STATED TASK: Gather every line that includes the word "text", please.

Items from a data source:
START

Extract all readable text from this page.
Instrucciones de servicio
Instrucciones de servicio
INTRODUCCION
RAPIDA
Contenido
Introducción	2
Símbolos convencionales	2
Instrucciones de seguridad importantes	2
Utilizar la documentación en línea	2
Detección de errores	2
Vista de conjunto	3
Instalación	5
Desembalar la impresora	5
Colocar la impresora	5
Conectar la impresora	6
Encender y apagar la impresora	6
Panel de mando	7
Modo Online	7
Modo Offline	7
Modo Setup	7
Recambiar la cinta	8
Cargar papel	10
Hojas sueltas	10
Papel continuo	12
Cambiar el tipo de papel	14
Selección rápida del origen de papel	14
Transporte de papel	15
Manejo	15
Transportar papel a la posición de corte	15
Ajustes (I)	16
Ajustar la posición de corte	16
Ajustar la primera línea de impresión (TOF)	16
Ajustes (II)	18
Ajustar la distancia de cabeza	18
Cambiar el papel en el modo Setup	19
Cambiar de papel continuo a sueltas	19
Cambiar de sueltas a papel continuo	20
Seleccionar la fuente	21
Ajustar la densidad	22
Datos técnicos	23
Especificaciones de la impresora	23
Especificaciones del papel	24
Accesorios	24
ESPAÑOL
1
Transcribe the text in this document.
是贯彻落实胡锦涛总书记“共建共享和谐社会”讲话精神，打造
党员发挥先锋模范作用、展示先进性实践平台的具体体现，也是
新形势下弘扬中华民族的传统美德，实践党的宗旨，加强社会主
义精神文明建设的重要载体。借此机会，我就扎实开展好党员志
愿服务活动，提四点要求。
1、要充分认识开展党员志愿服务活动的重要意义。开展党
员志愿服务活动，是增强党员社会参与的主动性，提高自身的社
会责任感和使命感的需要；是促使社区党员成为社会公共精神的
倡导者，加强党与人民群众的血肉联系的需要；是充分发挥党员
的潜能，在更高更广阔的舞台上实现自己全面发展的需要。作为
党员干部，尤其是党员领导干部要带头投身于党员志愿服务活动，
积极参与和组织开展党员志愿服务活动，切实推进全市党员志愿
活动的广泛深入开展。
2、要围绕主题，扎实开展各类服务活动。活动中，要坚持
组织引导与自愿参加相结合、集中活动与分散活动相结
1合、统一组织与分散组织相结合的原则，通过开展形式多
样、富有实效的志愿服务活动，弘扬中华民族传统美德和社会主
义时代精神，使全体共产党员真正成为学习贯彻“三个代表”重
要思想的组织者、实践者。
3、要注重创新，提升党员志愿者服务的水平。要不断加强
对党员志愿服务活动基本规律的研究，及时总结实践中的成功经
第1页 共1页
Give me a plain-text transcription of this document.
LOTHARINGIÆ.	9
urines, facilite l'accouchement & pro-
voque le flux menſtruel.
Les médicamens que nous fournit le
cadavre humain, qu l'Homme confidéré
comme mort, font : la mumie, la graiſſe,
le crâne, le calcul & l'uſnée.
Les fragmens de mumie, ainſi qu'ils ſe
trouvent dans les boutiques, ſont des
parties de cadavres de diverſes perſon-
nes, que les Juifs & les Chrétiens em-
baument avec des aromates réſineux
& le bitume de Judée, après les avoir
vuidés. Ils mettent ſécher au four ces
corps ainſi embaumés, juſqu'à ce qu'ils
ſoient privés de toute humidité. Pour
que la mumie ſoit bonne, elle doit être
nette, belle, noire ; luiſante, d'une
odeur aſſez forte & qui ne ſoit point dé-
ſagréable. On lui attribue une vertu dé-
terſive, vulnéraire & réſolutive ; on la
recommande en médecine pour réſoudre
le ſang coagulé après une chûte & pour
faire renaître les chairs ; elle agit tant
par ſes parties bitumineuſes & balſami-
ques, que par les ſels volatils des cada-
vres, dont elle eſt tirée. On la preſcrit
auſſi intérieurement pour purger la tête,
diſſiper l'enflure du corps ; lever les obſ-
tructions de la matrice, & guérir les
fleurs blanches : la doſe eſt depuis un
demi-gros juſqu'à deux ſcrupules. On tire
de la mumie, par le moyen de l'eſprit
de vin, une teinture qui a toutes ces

END

THE RESPONSE:
Extract all readable text from this page.
Transcribe the text in this document.
Give me a plain-text transcription of this document.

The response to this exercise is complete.